TASK GOAL - Without the pictures, reproduce the records that follow exactly.

┄┄┄┄┄┄┄┄┄┄┄┄┄┄┄┄┄┄┄┄

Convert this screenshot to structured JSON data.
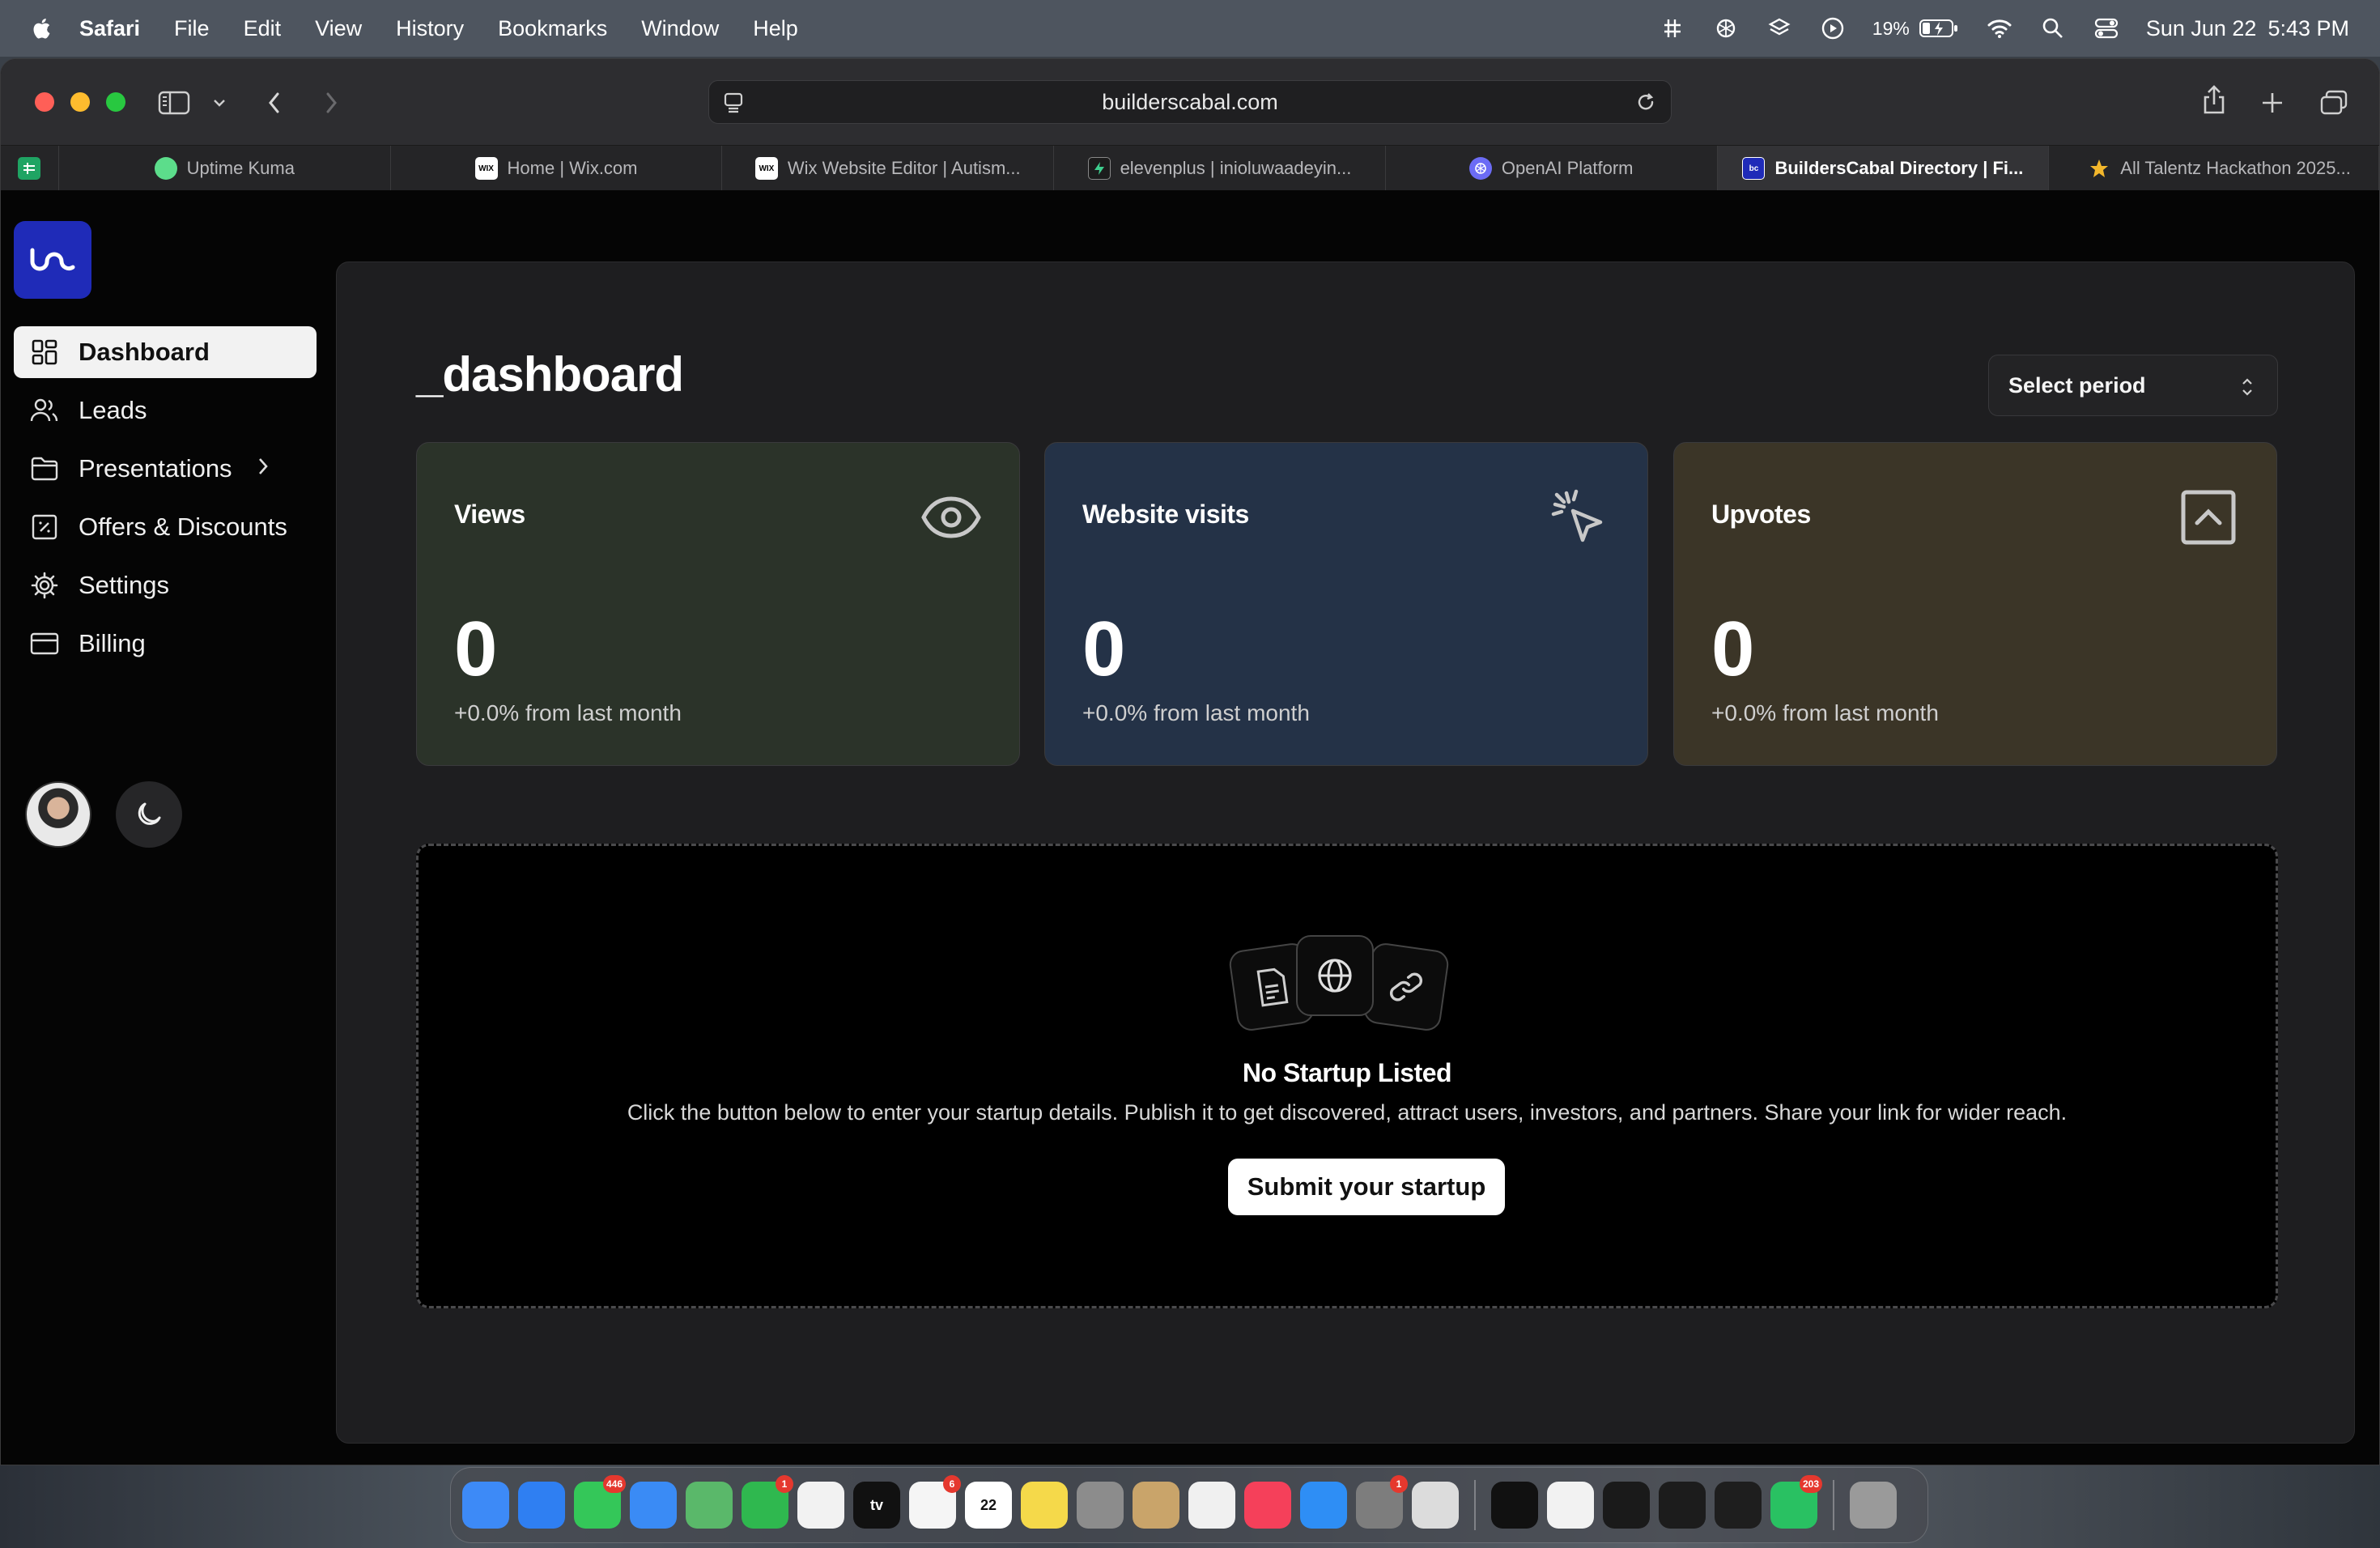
{
  "menubar": {
    "app": "Safari",
    "items": [
      "File",
      "Edit",
      "View",
      "History",
      "Bookmarks",
      "Window",
      "Help"
    ],
    "battery": "19%",
    "date": "Sun Jun 22",
    "time": "5:43 PM"
  },
  "browser": {
    "url": "builderscabal.com",
    "tabs": [
      {
        "label": "Uptime Kuma",
        "favicon": "uptime-kuma-icon"
      },
      {
        "label": "Home | Wix.com",
        "favicon": "wix-icon"
      },
      {
        "label": "Wix Website Editor | Autism...",
        "favicon": "wix-icon"
      },
      {
        "label": "elevenplus | inioluwaadeyin...",
        "favicon": "supabase-icon"
      },
      {
        "label": "OpenAI Platform",
        "favicon": "openai-icon"
      },
      {
        "label": "BuildersCabal Directory | Fi...",
        "favicon": "builderscabal-icon"
      },
      {
        "label": "All Talentz Hackathon 2025...",
        "favicon": "star-icon"
      }
    ]
  },
  "sidebar": {
    "logo_text": "bc",
    "items": [
      {
        "label": "Dashboard",
        "icon": "dashboard-icon"
      },
      {
        "label": "Leads",
        "icon": "users-icon"
      },
      {
        "label": "Presentations",
        "icon": "folder-icon"
      },
      {
        "label": "Offers & Discounts",
        "icon": "percent-icon"
      },
      {
        "label": "Settings",
        "icon": "gear-icon"
      },
      {
        "label": "Billing",
        "icon": "card-icon"
      }
    ]
  },
  "main": {
    "title": "_dashboard",
    "period_select": "Select period",
    "cards": [
      {
        "label": "Views",
        "value": "0",
        "delta": "+0.0% from last month",
        "color": "#2b3329"
      },
      {
        "label": "Website visits",
        "value": "0",
        "delta": "+0.0% from last month",
        "color": "#243247"
      },
      {
        "label": "Upvotes",
        "value": "0",
        "delta": "+0.0% from last month",
        "color": "#3b3527"
      }
    ],
    "empty_state": {
      "title": "No Startup Listed",
      "description": "Click the button below to enter your startup details. Publish it to get discovered, attract users, investors, and partners. Share your link for wider reach.",
      "button": "Submit your startup"
    }
  },
  "dock": {
    "apps": [
      {
        "name": "Finder",
        "color": "#3d8af7"
      },
      {
        "name": "Safari",
        "color": "#2f7ff2"
      },
      {
        "name": "Messages",
        "color": "#34c759",
        "badge": "446"
      },
      {
        "name": "Mail",
        "color": "#3a8bf5"
      },
      {
        "name": "Maps",
        "color": "#5ab86a"
      },
      {
        "name": "FaceTime",
        "color": "#2fb84f",
        "badge": "1"
      },
      {
        "name": "Photos",
        "color": "#f2f2f2"
      },
      {
        "name": "TV",
        "color": "#111111",
        "text": "tv"
      },
      {
        "name": "Reminders",
        "color": "#f5f5f5",
        "badge": "6"
      },
      {
        "name": "Calendar",
        "color": "#ffffff",
        "text": "22"
      },
      {
        "name": "Notes",
        "color": "#f5d94a"
      },
      {
        "name": "Launchpad",
        "color": "#8c8c8c"
      },
      {
        "name": "Contacts",
        "color": "#c9a46a"
      },
      {
        "name": "Freeform",
        "color": "#f0f0f0"
      },
      {
        "name": "Music",
        "color": "#f5405a"
      },
      {
        "name": "App Store",
        "color": "#2e8ef5"
      },
      {
        "name": "System Settings",
        "color": "#7d7d7d",
        "badge": "1"
      },
      {
        "name": "iPhone Mirroring",
        "color": "#dcdcdc"
      },
      {
        "name": "Cursor",
        "color": "#111111"
      },
      {
        "name": "Chrome",
        "color": "#f2f2f2"
      },
      {
        "name": "ChatGPT",
        "color": "#1a1a1a"
      },
      {
        "name": "Terminal",
        "color": "#1c1c1c"
      },
      {
        "name": "Figma",
        "color": "#1e1e1e"
      },
      {
        "name": "WhatsApp",
        "color": "#29c162",
        "badge": "203"
      },
      {
        "name": "Trash",
        "color": "#9a9a9a"
      }
    ]
  }
}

┄┄┄┄┄┄┄┄┄┄┄┄┄┄┄┄┄┄┄┄

EXERCISE OUTPUT -
Convert this screenshot to structured JSON data.
{
  "menubar": {
    "app": "Safari",
    "items": [
      "File",
      "Edit",
      "View",
      "History",
      "Bookmarks",
      "Window",
      "Help"
    ],
    "battery": "19%",
    "date": "Sun Jun 22",
    "time": "5:43 PM"
  },
  "browser": {
    "url": "builderscabal.com",
    "tabs": [
      {
        "label": "Uptime Kuma",
        "favicon": "uptime-kuma-icon"
      },
      {
        "label": "Home | Wix.com",
        "favicon": "wix-icon"
      },
      {
        "label": "Wix Website Editor | Autism...",
        "favicon": "wix-icon"
      },
      {
        "label": "elevenplus | inioluwaadeyin...",
        "favicon": "supabase-icon"
      },
      {
        "label": "OpenAI Platform",
        "favicon": "openai-icon"
      },
      {
        "label": "BuildersCabal Directory | Fi...",
        "favicon": "builderscabal-icon"
      },
      {
        "label": "All Talentz Hackathon 2025...",
        "favicon": "star-icon"
      }
    ]
  },
  "sidebar": {
    "logo_text": "bc",
    "items": [
      {
        "label": "Dashboard",
        "icon": "dashboard-icon"
      },
      {
        "label": "Leads",
        "icon": "users-icon"
      },
      {
        "label": "Presentations",
        "icon": "folder-icon"
      },
      {
        "label": "Offers & Discounts",
        "icon": "percent-icon"
      },
      {
        "label": "Settings",
        "icon": "gear-icon"
      },
      {
        "label": "Billing",
        "icon": "card-icon"
      }
    ]
  },
  "main": {
    "title": "_dashboard",
    "period_select": "Select period",
    "cards": [
      {
        "label": "Views",
        "value": "0",
        "delta": "+0.0% from last month",
        "color": "#2b3329"
      },
      {
        "label": "Website visits",
        "value": "0",
        "delta": "+0.0% from last month",
        "color": "#243247"
      },
      {
        "label": "Upvotes",
        "value": "0",
        "delta": "+0.0% from last month",
        "color": "#3b3527"
      }
    ],
    "empty_state": {
      "title": "No Startup Listed",
      "description": "Click the button below to enter your startup details. Publish it to get discovered, attract users, investors, and partners. Share your link for wider reach.",
      "button": "Submit your startup"
    }
  },
  "dock": {
    "apps": [
      {
        "name": "Finder",
        "color": "#3d8af7"
      },
      {
        "name": "Safari",
        "color": "#2f7ff2"
      },
      {
        "name": "Messages",
        "color": "#34c759",
        "badge": "446"
      },
      {
        "name": "Mail",
        "color": "#3a8bf5"
      },
      {
        "name": "Maps",
        "color": "#5ab86a"
      },
      {
        "name": "FaceTime",
        "color": "#2fb84f",
        "badge": "1"
      },
      {
        "name": "Photos",
        "color": "#f2f2f2"
      },
      {
        "name": "TV",
        "color": "#111111",
        "text": "tv"
      },
      {
        "name": "Reminders",
        "color": "#f5f5f5",
        "badge": "6"
      },
      {
        "name": "Calendar",
        "color": "#ffffff",
        "text": "22"
      },
      {
        "name": "Notes",
        "color": "#f5d94a"
      },
      {
        "name": "Launchpad",
        "color": "#8c8c8c"
      },
      {
        "name": "Contacts",
        "color": "#c9a46a"
      },
      {
        "name": "Freeform",
        "color": "#f0f0f0"
      },
      {
        "name": "Music",
        "color": "#f5405a"
      },
      {
        "name": "App Store",
        "color": "#2e8ef5"
      },
      {
        "name": "System Settings",
        "color": "#7d7d7d",
        "badge": "1"
      },
      {
        "name": "iPhone Mirroring",
        "color": "#dcdcdc"
      },
      {
        "name": "Cursor",
        "color": "#111111"
      },
      {
        "name": "Chrome",
        "color": "#f2f2f2"
      },
      {
        "name": "ChatGPT",
        "color": "#1a1a1a"
      },
      {
        "name": "Terminal",
        "color": "#1c1c1c"
      },
      {
        "name": "Figma",
        "color": "#1e1e1e"
      },
      {
        "name": "WhatsApp",
        "color": "#29c162",
        "badge": "203"
      },
      {
        "name": "Trash",
        "color": "#9a9a9a"
      }
    ]
  }
}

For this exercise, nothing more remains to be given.